* _What is needed_: Copy the data from the start through the line that contains "- watermark-logo-accent: [404, 342, 428, 356]", renaming "legend-label" to "legend-text" wherever it appears and leaving everything else the same.
>> Begin Material provided
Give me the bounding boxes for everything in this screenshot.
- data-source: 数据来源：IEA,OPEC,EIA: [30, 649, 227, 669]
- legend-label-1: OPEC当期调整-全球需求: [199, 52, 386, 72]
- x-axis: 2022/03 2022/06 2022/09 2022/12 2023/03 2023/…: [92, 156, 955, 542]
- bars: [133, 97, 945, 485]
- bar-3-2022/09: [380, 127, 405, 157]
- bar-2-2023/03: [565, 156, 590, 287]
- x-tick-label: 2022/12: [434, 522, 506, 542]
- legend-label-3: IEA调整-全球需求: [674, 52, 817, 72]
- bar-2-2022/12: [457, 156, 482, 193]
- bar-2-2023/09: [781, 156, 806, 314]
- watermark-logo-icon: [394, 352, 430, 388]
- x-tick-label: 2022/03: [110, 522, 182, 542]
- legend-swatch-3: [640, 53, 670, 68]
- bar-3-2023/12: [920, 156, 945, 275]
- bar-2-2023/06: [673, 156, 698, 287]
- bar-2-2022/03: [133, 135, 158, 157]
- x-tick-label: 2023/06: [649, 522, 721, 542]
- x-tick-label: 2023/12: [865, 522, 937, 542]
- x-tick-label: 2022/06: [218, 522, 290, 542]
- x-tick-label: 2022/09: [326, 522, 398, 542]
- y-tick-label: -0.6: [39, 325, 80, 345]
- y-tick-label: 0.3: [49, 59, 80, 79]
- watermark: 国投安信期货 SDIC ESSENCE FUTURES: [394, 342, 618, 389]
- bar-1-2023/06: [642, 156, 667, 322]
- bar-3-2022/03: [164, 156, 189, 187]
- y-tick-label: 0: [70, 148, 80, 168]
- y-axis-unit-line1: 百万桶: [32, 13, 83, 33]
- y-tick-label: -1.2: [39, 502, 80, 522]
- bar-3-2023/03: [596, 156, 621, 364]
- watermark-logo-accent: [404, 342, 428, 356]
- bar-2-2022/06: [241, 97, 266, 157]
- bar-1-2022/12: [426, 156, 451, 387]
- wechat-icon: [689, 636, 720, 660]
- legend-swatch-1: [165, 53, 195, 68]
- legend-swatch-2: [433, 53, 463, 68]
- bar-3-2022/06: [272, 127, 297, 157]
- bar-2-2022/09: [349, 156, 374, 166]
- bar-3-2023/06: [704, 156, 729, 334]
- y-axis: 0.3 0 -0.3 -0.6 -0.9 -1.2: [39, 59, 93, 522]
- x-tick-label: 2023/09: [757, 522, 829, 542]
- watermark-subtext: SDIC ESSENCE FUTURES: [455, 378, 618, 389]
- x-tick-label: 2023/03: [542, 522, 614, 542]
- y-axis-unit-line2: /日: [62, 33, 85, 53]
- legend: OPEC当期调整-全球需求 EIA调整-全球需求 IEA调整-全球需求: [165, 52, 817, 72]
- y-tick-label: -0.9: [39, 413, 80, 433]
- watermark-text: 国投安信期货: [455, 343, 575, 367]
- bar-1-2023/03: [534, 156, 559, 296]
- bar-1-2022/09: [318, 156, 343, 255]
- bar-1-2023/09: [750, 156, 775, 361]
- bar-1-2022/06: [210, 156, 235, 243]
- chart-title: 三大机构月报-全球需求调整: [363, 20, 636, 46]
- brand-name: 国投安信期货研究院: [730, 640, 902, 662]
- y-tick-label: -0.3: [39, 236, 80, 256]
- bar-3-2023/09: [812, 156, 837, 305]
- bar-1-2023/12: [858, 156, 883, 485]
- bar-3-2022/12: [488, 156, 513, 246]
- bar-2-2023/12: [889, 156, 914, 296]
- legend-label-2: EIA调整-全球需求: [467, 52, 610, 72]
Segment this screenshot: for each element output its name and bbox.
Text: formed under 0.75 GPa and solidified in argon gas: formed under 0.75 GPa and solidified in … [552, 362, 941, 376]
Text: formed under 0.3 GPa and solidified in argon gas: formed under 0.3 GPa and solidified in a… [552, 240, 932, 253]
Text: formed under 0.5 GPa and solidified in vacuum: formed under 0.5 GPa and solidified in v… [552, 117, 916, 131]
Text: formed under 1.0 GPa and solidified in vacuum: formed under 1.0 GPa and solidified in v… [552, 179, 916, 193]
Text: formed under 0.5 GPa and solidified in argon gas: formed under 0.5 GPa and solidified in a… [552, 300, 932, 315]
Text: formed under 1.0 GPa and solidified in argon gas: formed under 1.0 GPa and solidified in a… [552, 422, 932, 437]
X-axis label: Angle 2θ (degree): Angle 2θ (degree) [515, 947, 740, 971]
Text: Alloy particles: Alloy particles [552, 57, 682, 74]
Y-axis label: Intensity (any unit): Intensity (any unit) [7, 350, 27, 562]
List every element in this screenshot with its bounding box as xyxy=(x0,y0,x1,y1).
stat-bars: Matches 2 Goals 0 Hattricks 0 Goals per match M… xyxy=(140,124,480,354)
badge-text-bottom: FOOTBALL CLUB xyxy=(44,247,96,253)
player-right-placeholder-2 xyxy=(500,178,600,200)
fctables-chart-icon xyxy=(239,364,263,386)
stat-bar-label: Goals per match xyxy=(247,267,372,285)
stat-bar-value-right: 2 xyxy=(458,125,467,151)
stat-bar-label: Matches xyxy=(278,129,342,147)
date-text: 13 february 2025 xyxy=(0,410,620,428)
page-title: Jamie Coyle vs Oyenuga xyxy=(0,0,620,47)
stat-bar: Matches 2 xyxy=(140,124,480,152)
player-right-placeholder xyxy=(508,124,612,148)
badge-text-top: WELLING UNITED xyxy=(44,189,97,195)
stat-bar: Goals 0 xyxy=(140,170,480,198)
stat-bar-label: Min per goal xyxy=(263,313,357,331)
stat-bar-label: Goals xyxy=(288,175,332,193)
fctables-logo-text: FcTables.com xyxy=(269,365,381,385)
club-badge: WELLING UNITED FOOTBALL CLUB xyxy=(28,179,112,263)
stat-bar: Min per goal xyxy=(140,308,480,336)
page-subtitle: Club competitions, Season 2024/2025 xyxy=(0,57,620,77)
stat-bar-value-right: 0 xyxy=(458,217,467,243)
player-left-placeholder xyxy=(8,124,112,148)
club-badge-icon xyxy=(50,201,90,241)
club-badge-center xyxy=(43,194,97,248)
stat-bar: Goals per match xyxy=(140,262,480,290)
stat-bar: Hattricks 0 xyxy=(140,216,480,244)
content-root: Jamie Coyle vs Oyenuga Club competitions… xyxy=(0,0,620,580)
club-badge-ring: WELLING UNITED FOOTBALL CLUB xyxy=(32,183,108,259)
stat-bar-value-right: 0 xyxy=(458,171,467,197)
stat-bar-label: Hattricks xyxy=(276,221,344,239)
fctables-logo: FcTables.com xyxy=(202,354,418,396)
>> End Material provided
* _Response_:
Give me the bounding boxes for everything in this screenshot.
- data-source: 数据来源：IEA,OPEC,EIA: [30, 649, 227, 669]
- legend-text-1: OPEC当期调整-全球需求: [199, 52, 386, 72]
- x-axis: 2022/03 2022/06 2022/09 2022/12 2023/03 2023/…: [92, 156, 955, 542]
- bars: [133, 97, 945, 485]
- bar-3-2022/09: [380, 127, 405, 157]
- bar-2-2023/03: [565, 156, 590, 287]
- x-tick-label: 2022/12: [434, 522, 506, 542]
- legend-text-3: IEA调整-全球需求: [674, 52, 817, 72]
- bar-2-2022/12: [457, 156, 482, 193]
- bar-2-2023/09: [781, 156, 806, 314]
- watermark-logo-icon: [394, 352, 430, 388]
- x-tick-label: 2022/03: [110, 522, 182, 542]
- legend-swatch-3: [640, 53, 670, 68]
- bar-3-2023/12: [920, 156, 945, 275]
- bar-2-2023/06: [673, 156, 698, 287]
- bar-2-2022/03: [133, 135, 158, 157]
- x-tick-label: 2023/06: [649, 522, 721, 542]
- x-tick-label: 2023/12: [865, 522, 937, 542]
- x-tick-label: 2022/06: [218, 522, 290, 542]
- x-tick-label: 2022/09: [326, 522, 398, 542]
- y-tick-label: -0.6: [39, 325, 80, 345]
- y-tick-label: 0.3: [49, 59, 80, 79]
- watermark: 国投安信期货 SDIC ESSENCE FUTURES: [394, 342, 618, 389]
- bar-1-2023/06: [642, 156, 667, 322]
- bar-3-2022/03: [164, 156, 189, 187]
- y-tick-label: 0: [70, 148, 80, 168]
- y-axis-unit-line1: 百万桶: [32, 13, 83, 33]
- y-tick-label: -1.2: [39, 502, 80, 522]
- bar-3-2023/03: [596, 156, 621, 364]
- watermark-logo-accent: [404, 342, 428, 356]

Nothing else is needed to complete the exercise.